*To be done*
Every entry that follows should be repeated exactly; drop the images.

*Data shown*
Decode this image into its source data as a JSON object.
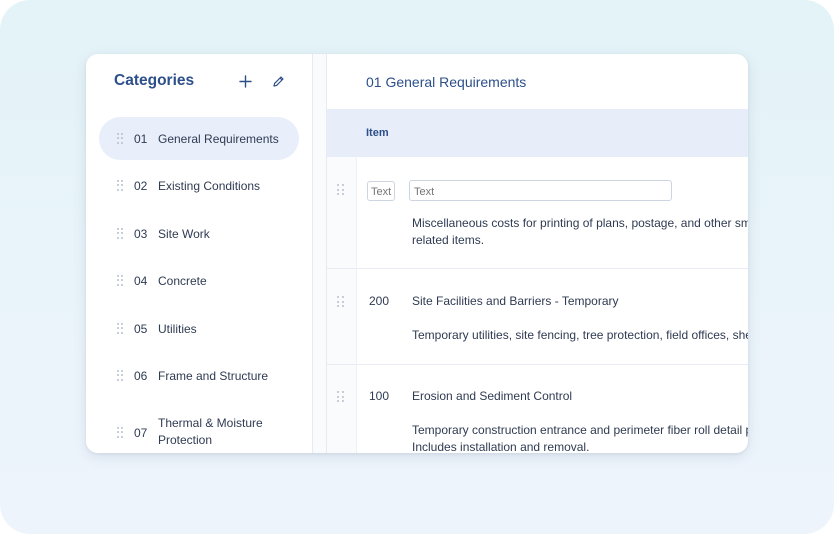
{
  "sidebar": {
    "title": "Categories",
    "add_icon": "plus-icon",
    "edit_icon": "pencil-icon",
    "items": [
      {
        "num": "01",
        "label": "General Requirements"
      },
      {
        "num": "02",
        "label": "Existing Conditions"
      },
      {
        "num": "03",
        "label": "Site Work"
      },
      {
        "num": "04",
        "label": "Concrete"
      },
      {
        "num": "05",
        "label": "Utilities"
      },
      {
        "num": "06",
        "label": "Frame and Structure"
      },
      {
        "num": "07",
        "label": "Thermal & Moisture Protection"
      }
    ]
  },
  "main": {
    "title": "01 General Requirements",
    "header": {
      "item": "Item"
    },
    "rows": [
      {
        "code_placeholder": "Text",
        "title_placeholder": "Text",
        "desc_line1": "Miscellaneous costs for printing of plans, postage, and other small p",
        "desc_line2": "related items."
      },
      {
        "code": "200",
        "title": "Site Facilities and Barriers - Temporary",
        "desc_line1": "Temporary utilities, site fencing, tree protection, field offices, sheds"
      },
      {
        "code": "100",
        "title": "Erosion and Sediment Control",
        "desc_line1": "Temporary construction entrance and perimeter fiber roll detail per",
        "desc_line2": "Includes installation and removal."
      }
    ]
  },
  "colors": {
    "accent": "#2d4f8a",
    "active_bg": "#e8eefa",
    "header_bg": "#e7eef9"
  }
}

*Response for this exercise*
Decode this image into its source data as a JSON object.
{
  "sidebar": {
    "title": "Categories",
    "add_icon": "plus-icon",
    "edit_icon": "pencil-icon",
    "items": [
      {
        "num": "01",
        "label": "General Requirements"
      },
      {
        "num": "02",
        "label": "Existing Conditions"
      },
      {
        "num": "03",
        "label": "Site Work"
      },
      {
        "num": "04",
        "label": "Concrete"
      },
      {
        "num": "05",
        "label": "Utilities"
      },
      {
        "num": "06",
        "label": "Frame and Structure"
      },
      {
        "num": "07",
        "label": "Thermal & Moisture Protection"
      }
    ]
  },
  "main": {
    "title": "01 General Requirements",
    "header": {
      "item": "Item"
    },
    "rows": [
      {
        "code_placeholder": "Text",
        "title_placeholder": "Text",
        "desc_line1": "Miscellaneous costs for printing of plans, postage, and other small p",
        "desc_line2": "related items."
      },
      {
        "code": "200",
        "title": "Site Facilities and Barriers - Temporary",
        "desc_line1": "Temporary utilities, site fencing, tree protection, field offices, sheds"
      },
      {
        "code": "100",
        "title": "Erosion and Sediment Control",
        "desc_line1": "Temporary construction entrance and perimeter fiber roll detail per",
        "desc_line2": "Includes installation and removal."
      }
    ]
  },
  "colors": {
    "accent": "#2d4f8a",
    "active_bg": "#e8eefa",
    "header_bg": "#e7eef9"
  }
}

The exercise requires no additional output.